Instructions to follow: Repeat every record below exactly, but leave out any pictures.

Entries with figure data:
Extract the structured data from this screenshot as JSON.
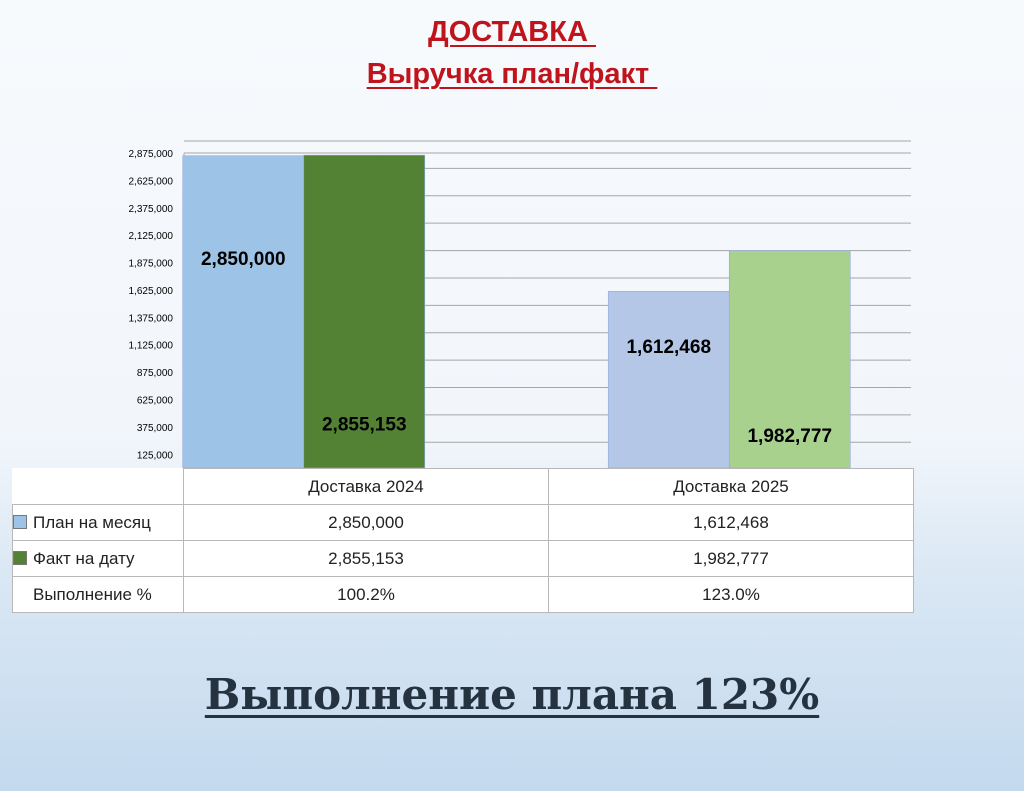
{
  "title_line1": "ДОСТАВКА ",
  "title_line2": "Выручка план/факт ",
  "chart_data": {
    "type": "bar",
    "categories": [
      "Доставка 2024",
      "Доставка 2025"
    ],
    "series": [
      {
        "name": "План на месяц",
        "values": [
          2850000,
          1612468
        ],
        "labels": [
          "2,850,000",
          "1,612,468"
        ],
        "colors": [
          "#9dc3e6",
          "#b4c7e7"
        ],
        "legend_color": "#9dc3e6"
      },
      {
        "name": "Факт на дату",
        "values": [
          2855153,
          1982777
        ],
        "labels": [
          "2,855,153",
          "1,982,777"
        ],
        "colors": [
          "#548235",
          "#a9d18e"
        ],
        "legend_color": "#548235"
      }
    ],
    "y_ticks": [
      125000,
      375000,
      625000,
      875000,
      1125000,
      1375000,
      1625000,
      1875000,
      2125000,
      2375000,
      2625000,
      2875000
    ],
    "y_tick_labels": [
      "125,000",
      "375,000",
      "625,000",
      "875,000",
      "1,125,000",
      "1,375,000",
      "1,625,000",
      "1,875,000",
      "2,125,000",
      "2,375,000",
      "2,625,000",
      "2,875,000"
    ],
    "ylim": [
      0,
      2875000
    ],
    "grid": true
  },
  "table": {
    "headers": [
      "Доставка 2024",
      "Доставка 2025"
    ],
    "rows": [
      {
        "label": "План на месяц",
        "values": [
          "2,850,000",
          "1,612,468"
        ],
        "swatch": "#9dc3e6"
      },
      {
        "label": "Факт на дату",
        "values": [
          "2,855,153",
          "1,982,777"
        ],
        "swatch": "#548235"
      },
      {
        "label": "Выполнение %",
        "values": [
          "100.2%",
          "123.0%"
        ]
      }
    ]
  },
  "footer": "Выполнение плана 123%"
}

Response to the exercise:
Extract the structured data from this screenshot as JSON.
{
  "title_line1": "ДОСТАВКА ",
  "title_line2": "Выручка план/факт ",
  "chart_data": {
    "type": "bar",
    "categories": [
      "Доставка 2024",
      "Доставка 2025"
    ],
    "series": [
      {
        "name": "План на месяц",
        "values": [
          2850000,
          1612468
        ],
        "labels": [
          "2,850,000",
          "1,612,468"
        ],
        "colors": [
          "#9dc3e6",
          "#b4c7e7"
        ],
        "legend_color": "#9dc3e6"
      },
      {
        "name": "Факт на дату",
        "values": [
          2855153,
          1982777
        ],
        "labels": [
          "2,855,153",
          "1,982,777"
        ],
        "colors": [
          "#548235",
          "#a9d18e"
        ],
        "legend_color": "#548235"
      }
    ],
    "y_ticks": [
      125000,
      375000,
      625000,
      875000,
      1125000,
      1375000,
      1625000,
      1875000,
      2125000,
      2375000,
      2625000,
      2875000
    ],
    "y_tick_labels": [
      "125,000",
      "375,000",
      "625,000",
      "875,000",
      "1,125,000",
      "1,375,000",
      "1,625,000",
      "1,875,000",
      "2,125,000",
      "2,375,000",
      "2,625,000",
      "2,875,000"
    ],
    "ylim": [
      0,
      2875000
    ],
    "grid": true
  },
  "table": {
    "headers": [
      "Доставка 2024",
      "Доставка 2025"
    ],
    "rows": [
      {
        "label": "План на месяц",
        "values": [
          "2,850,000",
          "1,612,468"
        ],
        "swatch": "#9dc3e6"
      },
      {
        "label": "Факт на дату",
        "values": [
          "2,855,153",
          "1,982,777"
        ],
        "swatch": "#548235"
      },
      {
        "label": "Выполнение %",
        "values": [
          "100.2%",
          "123.0%"
        ]
      }
    ]
  },
  "footer": "Выполнение плана 123%"
}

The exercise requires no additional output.